§ **Task prompt**:
Transcribe precisely those lines of the listing that fall between the line containing "OCR this image." and the last line, inclusive of both.

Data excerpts
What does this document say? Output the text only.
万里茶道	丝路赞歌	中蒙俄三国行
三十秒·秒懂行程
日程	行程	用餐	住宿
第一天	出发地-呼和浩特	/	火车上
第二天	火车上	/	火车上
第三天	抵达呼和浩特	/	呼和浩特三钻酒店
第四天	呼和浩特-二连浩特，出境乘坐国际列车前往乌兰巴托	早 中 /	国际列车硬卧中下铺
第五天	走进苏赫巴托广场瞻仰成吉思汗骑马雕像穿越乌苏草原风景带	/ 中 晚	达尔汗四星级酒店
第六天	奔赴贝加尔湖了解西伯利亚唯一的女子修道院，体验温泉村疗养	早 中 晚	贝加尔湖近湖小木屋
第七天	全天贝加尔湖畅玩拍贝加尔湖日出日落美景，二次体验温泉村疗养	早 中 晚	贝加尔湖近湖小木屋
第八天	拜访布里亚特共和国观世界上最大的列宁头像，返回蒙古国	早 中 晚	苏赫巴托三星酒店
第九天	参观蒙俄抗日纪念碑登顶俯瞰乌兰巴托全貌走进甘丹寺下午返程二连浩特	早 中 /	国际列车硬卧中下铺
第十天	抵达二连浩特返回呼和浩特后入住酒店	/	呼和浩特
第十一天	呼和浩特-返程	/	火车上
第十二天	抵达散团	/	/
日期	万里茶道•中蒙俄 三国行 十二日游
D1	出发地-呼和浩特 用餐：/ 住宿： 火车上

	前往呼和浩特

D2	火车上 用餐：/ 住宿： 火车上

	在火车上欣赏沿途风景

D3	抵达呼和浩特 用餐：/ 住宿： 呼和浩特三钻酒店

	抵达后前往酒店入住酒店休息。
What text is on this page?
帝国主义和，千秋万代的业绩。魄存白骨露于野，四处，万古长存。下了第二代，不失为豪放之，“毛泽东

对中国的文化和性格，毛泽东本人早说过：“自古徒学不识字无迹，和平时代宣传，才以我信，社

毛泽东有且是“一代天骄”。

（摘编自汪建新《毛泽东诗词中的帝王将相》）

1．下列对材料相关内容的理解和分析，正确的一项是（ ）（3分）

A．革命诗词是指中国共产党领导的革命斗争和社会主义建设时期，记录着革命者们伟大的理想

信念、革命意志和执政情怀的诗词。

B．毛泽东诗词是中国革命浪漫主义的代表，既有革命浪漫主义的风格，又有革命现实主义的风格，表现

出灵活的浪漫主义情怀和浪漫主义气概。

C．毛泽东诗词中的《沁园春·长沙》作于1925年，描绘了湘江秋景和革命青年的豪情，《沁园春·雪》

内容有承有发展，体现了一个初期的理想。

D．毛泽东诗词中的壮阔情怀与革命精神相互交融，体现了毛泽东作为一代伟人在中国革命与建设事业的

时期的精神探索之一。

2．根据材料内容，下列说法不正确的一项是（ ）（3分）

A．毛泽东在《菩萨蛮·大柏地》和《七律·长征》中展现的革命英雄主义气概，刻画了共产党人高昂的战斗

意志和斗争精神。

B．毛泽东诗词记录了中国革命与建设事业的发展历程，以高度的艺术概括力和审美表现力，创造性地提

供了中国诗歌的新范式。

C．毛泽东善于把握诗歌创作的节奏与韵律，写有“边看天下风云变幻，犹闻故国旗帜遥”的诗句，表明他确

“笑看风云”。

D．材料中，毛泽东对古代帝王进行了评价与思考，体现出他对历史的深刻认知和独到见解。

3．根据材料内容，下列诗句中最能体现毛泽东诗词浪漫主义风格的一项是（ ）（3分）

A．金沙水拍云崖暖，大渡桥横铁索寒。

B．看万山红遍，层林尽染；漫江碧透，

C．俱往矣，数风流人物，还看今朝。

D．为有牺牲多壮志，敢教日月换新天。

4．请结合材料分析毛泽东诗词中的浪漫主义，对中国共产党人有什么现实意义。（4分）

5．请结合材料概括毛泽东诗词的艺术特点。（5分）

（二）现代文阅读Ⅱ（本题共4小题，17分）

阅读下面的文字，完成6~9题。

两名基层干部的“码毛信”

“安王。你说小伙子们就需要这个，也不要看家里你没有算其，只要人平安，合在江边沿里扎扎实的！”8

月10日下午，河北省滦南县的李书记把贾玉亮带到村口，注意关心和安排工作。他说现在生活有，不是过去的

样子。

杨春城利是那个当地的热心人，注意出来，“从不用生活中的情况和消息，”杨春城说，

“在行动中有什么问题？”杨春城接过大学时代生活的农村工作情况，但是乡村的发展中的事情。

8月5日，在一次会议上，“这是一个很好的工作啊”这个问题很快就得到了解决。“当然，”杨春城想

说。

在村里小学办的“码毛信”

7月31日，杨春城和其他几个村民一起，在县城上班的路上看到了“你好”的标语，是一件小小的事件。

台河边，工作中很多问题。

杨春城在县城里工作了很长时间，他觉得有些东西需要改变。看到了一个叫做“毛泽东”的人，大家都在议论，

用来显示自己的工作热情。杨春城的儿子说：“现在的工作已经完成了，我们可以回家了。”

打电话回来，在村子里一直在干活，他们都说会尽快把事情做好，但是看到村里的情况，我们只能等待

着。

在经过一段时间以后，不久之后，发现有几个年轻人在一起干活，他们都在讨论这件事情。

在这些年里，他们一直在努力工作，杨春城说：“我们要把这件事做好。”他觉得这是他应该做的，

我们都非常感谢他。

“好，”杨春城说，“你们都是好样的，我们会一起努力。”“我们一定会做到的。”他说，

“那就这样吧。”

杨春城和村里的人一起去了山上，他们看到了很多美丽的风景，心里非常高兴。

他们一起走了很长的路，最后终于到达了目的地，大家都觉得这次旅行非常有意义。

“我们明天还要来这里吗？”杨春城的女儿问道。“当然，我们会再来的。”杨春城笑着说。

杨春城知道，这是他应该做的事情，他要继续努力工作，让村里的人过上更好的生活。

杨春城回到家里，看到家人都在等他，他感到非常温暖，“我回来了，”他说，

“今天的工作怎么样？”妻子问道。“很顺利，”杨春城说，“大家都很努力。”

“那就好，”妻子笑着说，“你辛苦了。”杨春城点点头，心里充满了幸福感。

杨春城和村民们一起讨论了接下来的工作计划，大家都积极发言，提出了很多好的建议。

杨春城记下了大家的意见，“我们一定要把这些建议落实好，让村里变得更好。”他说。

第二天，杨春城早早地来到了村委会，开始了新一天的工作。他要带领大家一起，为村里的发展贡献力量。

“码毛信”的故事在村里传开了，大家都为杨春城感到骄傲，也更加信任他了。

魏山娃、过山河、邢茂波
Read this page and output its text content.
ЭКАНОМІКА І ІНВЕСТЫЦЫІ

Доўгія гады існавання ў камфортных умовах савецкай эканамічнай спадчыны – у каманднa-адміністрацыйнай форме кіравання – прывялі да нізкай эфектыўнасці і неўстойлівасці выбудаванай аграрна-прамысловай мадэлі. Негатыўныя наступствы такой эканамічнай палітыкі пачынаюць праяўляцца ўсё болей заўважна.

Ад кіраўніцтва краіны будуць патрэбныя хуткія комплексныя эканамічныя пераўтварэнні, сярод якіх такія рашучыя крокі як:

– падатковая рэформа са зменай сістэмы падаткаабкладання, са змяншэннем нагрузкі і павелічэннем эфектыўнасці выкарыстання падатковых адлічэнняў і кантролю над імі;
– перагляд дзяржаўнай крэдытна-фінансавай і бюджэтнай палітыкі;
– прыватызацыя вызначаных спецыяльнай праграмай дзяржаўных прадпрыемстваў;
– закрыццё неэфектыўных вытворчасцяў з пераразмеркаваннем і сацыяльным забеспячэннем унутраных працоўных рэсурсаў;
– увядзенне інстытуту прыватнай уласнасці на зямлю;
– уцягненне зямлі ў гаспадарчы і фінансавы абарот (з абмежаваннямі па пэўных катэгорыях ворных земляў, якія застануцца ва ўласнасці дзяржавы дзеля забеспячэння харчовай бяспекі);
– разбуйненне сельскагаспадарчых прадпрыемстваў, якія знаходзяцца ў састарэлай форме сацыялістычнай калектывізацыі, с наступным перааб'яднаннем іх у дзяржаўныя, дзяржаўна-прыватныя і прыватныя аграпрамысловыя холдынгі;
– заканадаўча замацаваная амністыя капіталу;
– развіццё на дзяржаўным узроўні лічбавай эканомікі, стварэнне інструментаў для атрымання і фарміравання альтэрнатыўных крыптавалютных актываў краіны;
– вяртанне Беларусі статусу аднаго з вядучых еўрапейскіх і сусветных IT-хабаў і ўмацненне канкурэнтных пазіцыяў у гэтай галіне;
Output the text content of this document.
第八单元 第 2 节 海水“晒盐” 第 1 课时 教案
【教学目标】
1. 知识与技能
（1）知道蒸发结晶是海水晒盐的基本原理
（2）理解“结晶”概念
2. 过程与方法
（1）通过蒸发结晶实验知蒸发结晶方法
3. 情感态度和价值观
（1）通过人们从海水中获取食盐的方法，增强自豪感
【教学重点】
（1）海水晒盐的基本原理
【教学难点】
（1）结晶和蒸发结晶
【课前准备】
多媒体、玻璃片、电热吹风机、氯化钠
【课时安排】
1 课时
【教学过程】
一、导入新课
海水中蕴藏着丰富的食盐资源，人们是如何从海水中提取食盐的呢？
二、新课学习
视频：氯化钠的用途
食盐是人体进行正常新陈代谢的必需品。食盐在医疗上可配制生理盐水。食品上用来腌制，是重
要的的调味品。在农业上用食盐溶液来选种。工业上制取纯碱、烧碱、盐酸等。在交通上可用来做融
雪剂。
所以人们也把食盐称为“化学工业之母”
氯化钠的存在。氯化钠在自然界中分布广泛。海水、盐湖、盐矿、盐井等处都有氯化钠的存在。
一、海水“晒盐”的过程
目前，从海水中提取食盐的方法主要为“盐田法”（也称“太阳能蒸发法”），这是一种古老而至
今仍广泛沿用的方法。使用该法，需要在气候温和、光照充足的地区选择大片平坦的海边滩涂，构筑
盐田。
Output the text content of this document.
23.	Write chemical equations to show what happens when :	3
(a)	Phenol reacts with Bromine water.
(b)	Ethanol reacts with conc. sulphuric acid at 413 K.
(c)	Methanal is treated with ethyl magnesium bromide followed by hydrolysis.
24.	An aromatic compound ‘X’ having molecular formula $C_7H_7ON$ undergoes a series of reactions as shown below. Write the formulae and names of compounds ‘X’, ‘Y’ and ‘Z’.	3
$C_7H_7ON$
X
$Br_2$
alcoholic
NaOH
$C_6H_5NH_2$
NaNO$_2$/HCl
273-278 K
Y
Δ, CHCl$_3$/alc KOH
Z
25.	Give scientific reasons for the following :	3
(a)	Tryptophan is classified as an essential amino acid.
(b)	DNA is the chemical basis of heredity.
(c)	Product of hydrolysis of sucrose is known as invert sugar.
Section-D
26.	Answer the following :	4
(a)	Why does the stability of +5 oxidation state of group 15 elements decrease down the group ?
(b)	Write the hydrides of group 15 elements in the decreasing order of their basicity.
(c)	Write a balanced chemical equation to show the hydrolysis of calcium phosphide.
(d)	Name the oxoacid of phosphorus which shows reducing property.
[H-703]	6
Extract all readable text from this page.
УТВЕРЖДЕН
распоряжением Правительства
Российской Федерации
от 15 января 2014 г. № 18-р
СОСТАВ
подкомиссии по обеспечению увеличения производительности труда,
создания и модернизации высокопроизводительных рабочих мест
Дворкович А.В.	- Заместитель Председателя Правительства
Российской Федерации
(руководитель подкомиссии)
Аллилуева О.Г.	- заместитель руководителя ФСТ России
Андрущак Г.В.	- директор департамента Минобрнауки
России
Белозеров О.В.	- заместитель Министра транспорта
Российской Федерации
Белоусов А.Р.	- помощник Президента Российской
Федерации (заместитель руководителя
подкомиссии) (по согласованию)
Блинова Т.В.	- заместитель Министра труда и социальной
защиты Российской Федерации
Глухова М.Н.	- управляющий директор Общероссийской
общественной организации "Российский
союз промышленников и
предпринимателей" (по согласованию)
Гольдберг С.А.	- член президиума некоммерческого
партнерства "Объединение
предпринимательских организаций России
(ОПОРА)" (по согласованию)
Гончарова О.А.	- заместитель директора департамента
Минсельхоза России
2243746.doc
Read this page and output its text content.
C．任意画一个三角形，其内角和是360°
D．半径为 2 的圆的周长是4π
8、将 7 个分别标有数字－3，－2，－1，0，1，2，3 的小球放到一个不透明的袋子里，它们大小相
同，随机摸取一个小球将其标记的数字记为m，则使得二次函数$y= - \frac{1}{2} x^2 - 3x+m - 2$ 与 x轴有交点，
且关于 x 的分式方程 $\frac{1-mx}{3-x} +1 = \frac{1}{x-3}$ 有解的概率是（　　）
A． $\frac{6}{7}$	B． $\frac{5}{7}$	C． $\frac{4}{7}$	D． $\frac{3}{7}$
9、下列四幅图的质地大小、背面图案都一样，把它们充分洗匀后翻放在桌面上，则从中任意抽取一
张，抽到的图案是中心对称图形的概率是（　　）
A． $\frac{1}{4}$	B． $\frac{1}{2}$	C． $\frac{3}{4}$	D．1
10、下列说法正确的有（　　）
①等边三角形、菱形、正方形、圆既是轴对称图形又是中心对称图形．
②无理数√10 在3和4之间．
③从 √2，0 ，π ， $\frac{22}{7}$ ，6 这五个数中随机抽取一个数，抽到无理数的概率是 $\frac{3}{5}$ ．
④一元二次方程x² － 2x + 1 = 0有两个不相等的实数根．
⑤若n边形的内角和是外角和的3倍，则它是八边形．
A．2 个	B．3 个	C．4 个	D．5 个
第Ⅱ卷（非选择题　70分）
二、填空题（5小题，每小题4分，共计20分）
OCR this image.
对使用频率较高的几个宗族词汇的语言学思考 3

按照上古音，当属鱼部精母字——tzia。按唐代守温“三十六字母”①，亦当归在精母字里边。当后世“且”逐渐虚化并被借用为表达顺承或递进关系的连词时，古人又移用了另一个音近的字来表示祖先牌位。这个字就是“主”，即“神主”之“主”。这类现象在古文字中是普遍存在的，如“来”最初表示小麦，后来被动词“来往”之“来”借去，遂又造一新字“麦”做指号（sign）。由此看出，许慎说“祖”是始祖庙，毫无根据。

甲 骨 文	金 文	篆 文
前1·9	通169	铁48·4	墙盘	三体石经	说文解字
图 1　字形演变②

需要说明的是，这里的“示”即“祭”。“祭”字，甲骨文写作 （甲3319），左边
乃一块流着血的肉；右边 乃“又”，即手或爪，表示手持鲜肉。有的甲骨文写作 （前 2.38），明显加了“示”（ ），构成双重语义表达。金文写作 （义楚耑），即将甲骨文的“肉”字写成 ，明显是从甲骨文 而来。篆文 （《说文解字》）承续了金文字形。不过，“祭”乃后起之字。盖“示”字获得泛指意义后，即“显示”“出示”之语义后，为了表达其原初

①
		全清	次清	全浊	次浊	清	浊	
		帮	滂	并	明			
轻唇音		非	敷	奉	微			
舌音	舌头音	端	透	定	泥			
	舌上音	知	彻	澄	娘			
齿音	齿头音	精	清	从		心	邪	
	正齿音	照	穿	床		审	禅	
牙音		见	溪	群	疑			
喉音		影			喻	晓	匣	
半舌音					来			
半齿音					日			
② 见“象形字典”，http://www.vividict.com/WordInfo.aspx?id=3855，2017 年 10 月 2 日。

§ **Answer to the exercise**:
OCR this image.
对使用频率较高的几个宗族词汇的语言学思考 3

按照上古音，当属鱼部精母字——tzia。按唐代守温“三十六字母”①，亦当归在精母字里边。当后世“且”逐渐虚化并被借用为表达顺承或递进关系的连词时，古人又移用了另一个音近的字来表示祖先牌位。这个字就是“主”，即“神主”之“主”。这类现象在古文字中是普遍存在的，如“来”最初表示小麦，后来被动词“来往”之“来”借去，遂又造一新字“麦”做指号（sign）。由此看出，许慎说“祖”是始祖庙，毫无根据。

甲 骨 文	金 文	篆 文
前1·9	通169	铁48·4	墙盘	三体石经	说文解字
图 1　字形演变②

需要说明的是，这里的“示”即“祭”。“祭”字，甲骨文写作 （甲3319），左边
乃一块流着血的肉；右边 乃“又”，即手或爪，表示手持鲜肉。有的甲骨文写作 （前 2.38），明显加了“示”（ ），构成双重语义表达。金文写作 （义楚耑），即将甲骨文的“肉”字写成 ，明显是从甲骨文 而来。篆文 （《说文解字》）承续了金文字形。不过，“祭”乃后起之字。盖“示”字获得泛指意义后，即“显示”“出示”之语义后，为了表达其原初

①
		全清	次清	全浊	次浊	清	浊	
		帮	滂	并	明			
轻唇音		非	敷	奉	微			
舌音	舌头音	端	透	定	泥			
	舌上音	知	彻	澄	娘			
齿音	齿头音	精	清	从		心	邪	
	正齿音	照	穿	床		审	禅	
牙音		见	溪	群	疑			
喉音		影			喻	晓	匣	
半舌音					来			
半齿音					日			
② 见“象形字典”，http://www.vividict.com/WordInfo.aspx?id=3855，2017 年 10 月 2 日。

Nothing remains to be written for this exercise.